### Exercise details:
Scan the entries below for the word "bras". Copy each line that has it.

** begin Task inputs **

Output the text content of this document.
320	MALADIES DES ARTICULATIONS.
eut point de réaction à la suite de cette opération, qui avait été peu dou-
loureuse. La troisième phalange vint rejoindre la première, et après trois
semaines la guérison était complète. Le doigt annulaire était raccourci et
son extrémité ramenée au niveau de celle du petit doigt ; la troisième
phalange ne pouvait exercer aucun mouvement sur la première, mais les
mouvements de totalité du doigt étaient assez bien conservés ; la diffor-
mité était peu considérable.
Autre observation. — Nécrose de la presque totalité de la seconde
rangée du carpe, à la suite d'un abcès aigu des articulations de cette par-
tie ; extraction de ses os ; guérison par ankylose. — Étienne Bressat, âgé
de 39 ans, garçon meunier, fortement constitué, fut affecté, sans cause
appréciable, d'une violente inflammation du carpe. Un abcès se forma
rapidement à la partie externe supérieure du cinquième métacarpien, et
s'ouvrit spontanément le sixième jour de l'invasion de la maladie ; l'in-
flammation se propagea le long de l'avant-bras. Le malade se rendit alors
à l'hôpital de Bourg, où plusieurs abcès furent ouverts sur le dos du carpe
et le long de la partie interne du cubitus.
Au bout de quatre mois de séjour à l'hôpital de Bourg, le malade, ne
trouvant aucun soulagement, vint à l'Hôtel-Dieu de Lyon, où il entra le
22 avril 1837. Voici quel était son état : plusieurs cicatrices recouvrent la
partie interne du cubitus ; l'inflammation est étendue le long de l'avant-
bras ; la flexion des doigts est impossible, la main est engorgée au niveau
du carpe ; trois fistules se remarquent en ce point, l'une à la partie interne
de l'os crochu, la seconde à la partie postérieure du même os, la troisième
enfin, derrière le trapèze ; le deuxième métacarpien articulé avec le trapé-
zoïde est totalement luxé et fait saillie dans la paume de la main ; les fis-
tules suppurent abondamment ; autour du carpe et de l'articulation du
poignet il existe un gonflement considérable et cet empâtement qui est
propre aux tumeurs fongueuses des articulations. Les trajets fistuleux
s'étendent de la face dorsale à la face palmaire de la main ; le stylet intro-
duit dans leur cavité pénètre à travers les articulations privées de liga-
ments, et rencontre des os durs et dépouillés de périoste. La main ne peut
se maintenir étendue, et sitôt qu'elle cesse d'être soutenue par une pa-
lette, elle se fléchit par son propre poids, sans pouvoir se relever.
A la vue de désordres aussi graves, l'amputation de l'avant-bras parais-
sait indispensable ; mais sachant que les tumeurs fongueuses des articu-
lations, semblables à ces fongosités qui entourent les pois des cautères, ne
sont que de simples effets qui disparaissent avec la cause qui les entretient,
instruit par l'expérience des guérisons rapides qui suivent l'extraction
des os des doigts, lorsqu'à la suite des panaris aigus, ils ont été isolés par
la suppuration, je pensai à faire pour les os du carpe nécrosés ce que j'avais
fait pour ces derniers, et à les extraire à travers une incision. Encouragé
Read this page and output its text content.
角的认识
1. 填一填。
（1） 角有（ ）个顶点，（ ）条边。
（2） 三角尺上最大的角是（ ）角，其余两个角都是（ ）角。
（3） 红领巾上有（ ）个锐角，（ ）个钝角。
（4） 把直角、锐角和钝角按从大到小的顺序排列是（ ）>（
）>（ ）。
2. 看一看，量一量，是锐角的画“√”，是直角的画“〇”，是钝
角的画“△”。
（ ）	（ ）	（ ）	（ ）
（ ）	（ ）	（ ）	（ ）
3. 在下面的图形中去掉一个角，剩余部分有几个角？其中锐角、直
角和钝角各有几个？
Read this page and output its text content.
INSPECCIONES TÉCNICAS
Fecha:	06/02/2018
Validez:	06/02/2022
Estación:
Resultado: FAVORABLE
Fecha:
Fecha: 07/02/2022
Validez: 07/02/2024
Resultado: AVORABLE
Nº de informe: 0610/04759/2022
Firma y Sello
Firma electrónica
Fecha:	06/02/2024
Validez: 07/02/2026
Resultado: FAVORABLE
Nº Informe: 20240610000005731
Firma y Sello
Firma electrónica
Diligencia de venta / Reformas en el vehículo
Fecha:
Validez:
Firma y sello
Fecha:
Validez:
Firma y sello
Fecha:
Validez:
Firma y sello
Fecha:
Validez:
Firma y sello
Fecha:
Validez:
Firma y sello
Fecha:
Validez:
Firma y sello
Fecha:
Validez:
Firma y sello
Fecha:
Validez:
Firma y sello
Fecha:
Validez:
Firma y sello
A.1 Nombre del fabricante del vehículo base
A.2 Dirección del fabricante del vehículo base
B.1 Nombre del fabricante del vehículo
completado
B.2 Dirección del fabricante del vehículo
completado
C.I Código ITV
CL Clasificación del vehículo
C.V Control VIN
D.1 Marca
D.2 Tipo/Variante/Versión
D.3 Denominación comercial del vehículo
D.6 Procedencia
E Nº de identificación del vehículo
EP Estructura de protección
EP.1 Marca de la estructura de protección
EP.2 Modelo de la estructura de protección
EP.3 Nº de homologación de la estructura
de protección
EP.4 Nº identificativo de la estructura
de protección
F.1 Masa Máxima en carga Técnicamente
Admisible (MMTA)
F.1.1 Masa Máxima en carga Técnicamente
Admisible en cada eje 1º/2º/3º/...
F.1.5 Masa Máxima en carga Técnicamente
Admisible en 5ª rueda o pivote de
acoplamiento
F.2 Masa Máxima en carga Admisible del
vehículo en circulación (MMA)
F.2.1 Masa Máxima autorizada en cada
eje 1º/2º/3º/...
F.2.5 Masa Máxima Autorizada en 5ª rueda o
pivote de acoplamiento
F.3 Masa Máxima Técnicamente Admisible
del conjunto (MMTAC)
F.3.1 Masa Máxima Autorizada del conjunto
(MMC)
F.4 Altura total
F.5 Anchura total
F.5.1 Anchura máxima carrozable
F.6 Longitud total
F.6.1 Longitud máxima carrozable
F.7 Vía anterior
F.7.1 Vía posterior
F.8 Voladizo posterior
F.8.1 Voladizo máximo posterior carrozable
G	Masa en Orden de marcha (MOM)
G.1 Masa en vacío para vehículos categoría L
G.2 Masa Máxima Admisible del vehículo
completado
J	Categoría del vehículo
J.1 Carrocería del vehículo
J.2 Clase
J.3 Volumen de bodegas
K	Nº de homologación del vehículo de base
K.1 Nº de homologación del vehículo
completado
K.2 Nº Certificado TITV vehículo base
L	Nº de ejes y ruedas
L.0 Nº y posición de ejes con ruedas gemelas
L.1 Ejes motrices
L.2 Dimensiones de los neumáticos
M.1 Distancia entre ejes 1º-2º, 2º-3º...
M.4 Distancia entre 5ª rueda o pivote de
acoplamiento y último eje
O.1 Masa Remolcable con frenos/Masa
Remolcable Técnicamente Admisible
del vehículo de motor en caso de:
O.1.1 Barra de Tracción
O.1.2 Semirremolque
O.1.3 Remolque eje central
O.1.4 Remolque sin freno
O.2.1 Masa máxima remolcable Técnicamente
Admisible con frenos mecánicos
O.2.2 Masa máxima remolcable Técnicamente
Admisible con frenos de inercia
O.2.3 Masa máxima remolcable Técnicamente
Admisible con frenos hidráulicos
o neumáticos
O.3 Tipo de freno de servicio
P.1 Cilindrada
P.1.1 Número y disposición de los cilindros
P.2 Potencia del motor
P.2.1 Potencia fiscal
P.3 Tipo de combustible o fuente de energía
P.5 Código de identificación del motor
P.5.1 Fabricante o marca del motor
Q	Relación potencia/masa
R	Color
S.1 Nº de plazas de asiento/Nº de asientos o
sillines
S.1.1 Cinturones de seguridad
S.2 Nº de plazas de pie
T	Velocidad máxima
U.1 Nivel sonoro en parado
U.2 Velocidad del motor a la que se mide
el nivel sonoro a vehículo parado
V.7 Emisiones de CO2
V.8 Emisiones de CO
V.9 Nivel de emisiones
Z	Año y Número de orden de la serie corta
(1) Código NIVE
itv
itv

** end Task inputs **

### Task solution:
flammation se propagea le long de l'avant-bras. Le malade se rendit alors
bras ; la flexion des doigts est impossible, la main est engorgée au niveau
A la vue de désordres aussi graves, l'amputation de l'avant-bras parais-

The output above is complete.